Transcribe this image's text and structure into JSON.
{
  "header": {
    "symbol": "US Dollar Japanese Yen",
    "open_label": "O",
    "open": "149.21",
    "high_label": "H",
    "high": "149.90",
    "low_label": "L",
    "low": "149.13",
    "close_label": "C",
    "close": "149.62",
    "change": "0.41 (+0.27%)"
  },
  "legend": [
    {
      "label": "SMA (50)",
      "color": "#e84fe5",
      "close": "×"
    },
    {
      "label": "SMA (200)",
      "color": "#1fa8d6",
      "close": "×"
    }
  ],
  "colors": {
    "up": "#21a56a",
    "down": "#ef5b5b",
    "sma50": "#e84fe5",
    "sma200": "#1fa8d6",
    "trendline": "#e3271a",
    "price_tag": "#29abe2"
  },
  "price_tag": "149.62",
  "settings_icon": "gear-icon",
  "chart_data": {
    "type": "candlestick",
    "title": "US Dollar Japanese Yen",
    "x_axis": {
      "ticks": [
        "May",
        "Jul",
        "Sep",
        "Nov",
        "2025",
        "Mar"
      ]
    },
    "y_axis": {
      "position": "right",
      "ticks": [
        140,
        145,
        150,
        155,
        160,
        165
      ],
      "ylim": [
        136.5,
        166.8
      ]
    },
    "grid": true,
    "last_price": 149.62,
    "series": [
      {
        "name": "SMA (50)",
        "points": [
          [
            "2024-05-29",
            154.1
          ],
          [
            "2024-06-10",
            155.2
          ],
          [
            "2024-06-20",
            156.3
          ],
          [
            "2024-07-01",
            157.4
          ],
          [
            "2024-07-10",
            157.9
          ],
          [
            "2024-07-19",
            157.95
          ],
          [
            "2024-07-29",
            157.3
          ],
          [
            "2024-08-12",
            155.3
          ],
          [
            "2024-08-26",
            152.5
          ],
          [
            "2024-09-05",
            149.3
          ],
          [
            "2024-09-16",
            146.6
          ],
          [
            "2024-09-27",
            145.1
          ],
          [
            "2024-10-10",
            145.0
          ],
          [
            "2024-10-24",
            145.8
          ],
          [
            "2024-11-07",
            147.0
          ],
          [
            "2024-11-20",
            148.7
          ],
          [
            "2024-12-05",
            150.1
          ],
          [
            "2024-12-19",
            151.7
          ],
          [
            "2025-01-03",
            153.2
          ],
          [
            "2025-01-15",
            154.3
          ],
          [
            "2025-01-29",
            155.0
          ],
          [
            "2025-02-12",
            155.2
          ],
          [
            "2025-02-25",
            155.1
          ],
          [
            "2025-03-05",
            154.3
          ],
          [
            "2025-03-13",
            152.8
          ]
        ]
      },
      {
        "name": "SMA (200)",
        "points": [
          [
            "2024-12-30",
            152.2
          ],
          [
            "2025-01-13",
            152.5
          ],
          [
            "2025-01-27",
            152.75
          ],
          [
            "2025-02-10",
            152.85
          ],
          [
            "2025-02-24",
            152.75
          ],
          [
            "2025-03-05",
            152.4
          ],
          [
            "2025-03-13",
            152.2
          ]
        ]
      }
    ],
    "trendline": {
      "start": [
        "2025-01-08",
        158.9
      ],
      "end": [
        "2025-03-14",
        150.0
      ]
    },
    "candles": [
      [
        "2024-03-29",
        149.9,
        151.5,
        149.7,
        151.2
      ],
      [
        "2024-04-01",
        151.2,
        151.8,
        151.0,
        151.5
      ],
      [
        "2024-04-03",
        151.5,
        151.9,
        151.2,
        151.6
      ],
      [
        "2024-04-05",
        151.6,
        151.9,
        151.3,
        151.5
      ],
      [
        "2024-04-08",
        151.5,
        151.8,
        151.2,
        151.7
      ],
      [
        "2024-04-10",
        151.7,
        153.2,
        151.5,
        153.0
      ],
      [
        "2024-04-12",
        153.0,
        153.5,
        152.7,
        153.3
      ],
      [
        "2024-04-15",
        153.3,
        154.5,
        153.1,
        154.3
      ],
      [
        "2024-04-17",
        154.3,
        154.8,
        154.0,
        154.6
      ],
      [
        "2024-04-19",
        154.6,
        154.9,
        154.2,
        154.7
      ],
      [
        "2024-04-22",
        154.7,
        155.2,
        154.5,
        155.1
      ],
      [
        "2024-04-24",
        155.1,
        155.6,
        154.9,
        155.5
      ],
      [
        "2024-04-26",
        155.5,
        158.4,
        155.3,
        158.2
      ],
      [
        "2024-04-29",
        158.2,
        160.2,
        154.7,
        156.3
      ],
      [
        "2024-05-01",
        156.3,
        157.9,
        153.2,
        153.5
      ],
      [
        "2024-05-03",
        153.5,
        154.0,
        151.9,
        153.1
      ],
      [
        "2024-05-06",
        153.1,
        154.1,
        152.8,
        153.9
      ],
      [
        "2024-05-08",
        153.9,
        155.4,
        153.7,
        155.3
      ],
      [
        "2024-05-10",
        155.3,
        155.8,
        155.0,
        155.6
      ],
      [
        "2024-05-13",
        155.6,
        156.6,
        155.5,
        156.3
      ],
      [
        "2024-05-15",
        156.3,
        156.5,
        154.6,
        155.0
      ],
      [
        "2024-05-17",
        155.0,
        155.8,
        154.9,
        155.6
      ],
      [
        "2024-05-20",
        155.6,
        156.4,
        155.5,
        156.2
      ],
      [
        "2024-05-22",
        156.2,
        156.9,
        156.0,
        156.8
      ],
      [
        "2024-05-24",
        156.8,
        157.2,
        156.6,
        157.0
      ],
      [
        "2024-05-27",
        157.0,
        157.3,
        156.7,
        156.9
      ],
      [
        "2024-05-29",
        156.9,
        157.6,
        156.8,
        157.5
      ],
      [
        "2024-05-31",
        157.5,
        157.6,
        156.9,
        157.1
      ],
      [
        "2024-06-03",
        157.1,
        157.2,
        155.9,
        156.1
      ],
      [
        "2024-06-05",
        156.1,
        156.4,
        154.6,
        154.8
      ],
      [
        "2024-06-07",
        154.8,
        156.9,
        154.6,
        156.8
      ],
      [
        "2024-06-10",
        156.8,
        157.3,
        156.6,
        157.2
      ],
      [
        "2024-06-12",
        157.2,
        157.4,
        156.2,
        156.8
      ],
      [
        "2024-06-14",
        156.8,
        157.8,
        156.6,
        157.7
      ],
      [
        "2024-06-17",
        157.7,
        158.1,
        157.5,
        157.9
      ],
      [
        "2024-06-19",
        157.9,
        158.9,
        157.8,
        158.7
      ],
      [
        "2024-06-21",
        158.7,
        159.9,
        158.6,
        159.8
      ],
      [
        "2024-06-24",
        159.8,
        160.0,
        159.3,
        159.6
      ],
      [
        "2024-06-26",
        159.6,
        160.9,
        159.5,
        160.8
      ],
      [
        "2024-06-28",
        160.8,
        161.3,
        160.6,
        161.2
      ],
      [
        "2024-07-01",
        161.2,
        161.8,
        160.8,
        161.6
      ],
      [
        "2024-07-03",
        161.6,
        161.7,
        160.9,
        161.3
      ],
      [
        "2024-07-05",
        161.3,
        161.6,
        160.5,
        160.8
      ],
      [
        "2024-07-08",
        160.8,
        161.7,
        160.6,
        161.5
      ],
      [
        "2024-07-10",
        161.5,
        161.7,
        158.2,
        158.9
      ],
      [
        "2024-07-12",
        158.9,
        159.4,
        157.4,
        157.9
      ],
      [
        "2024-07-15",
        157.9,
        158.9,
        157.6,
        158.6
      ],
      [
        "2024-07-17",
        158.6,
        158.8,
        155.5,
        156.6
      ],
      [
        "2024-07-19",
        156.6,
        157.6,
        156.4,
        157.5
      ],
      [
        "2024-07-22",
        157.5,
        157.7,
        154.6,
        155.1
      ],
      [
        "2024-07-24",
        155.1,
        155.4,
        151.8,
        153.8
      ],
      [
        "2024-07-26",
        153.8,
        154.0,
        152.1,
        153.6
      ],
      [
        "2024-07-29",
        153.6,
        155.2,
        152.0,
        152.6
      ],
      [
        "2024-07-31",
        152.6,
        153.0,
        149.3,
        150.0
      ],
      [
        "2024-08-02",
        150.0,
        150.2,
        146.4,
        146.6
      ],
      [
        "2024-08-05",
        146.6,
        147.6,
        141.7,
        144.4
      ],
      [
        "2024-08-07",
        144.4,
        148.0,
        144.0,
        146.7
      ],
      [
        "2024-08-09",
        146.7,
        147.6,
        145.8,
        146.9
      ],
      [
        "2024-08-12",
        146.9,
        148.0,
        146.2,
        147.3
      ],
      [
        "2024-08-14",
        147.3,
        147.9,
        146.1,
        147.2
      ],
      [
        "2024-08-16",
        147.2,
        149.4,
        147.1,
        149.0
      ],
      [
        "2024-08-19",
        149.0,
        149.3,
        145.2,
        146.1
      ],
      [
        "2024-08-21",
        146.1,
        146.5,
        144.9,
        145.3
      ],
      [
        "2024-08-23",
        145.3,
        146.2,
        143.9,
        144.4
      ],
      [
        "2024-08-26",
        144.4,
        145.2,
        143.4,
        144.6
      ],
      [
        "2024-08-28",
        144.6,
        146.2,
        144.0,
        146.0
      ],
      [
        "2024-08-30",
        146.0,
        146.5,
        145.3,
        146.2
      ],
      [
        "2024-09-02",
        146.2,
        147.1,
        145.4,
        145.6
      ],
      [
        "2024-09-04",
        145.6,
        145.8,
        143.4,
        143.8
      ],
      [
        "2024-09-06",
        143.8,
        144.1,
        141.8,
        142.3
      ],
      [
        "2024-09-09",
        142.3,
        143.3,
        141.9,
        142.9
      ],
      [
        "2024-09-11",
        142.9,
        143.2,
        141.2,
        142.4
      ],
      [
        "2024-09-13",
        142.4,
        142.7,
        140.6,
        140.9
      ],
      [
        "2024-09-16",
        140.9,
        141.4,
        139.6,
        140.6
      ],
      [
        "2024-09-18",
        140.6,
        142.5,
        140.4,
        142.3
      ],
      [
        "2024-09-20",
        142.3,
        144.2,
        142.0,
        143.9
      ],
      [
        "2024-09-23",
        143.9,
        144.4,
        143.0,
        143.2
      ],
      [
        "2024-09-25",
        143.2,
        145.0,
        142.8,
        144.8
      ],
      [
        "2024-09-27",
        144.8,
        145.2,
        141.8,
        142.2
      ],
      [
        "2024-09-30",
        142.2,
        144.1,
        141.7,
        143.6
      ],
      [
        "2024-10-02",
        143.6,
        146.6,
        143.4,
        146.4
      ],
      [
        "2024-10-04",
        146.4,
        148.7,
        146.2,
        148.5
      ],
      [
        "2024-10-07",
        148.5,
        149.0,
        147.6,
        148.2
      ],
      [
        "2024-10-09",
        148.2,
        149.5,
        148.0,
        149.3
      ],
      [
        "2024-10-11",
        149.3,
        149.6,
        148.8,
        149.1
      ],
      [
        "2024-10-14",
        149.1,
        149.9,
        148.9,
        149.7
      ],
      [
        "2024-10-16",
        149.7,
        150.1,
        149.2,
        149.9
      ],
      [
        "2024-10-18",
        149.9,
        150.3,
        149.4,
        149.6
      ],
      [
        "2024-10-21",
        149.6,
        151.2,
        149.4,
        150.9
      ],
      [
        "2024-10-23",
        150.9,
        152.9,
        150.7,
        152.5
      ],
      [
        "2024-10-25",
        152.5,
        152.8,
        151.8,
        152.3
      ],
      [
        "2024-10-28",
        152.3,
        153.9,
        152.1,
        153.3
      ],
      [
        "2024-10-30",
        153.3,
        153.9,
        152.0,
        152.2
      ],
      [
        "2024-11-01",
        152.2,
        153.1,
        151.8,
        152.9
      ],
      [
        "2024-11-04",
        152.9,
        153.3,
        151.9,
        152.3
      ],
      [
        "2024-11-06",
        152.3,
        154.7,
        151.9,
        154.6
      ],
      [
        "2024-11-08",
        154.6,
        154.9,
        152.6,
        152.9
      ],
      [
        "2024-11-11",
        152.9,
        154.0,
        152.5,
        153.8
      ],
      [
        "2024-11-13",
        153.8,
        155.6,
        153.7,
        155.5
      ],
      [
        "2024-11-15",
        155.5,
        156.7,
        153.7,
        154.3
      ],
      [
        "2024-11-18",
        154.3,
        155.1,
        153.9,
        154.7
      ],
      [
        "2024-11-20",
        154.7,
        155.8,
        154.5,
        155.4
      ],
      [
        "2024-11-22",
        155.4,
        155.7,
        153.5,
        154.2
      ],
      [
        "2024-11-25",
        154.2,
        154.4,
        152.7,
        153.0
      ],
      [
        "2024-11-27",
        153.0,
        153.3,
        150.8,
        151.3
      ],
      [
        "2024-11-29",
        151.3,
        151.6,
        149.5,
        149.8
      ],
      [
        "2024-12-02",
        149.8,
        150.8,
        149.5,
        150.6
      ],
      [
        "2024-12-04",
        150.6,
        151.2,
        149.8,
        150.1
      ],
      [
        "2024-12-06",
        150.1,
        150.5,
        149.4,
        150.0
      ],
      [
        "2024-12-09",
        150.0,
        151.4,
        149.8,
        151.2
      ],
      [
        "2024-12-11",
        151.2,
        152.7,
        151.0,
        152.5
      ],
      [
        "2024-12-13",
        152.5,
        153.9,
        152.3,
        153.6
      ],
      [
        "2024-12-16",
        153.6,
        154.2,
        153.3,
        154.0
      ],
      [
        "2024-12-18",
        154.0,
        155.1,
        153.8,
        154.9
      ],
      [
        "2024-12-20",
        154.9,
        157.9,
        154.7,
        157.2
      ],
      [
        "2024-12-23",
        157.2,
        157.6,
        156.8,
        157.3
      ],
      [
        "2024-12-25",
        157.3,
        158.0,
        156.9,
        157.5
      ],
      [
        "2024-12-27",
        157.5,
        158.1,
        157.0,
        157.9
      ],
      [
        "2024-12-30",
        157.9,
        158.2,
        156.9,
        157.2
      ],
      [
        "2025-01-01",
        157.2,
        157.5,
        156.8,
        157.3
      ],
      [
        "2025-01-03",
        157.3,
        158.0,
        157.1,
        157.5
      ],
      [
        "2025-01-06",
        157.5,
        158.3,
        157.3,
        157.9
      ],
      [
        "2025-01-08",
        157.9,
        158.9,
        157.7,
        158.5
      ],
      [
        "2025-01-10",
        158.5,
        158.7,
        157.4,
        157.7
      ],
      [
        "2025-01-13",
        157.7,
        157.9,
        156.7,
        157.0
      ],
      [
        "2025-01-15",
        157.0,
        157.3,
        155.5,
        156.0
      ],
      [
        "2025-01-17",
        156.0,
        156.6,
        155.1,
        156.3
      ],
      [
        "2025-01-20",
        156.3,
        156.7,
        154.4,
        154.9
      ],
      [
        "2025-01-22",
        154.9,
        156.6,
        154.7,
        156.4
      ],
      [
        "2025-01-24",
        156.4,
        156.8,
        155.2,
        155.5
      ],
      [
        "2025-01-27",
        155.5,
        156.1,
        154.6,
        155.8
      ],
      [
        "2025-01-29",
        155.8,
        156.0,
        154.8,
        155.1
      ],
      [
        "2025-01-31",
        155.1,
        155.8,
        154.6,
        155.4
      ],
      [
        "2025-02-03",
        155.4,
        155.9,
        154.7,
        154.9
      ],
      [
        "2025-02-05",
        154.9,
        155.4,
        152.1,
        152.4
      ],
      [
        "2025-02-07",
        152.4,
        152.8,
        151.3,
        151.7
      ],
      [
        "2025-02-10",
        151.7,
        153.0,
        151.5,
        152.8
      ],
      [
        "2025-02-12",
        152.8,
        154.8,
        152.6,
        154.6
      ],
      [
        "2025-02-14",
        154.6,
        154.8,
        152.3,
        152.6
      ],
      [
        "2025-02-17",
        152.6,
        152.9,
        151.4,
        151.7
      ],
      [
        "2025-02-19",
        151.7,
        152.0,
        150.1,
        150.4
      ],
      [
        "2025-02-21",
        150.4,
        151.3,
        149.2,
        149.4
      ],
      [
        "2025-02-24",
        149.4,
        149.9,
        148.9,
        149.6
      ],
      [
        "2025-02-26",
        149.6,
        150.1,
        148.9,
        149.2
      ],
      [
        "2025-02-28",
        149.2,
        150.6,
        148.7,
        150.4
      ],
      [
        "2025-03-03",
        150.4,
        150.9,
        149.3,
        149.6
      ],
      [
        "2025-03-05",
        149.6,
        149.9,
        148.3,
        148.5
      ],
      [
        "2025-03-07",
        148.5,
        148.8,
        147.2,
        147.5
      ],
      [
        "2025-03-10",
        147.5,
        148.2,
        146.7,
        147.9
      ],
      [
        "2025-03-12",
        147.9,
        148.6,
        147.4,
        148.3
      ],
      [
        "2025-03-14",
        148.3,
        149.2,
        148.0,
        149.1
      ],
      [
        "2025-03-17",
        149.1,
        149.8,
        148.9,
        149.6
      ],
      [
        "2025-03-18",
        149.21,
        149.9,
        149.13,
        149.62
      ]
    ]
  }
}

● ● ● ● ● ● ●

Task details>
Using the listing above, return all lines where the word "Dollar" occurs.

Reply>
    "symbol": "US Dollar Japanese Yen",
    "title": "US Dollar Japanese Yen",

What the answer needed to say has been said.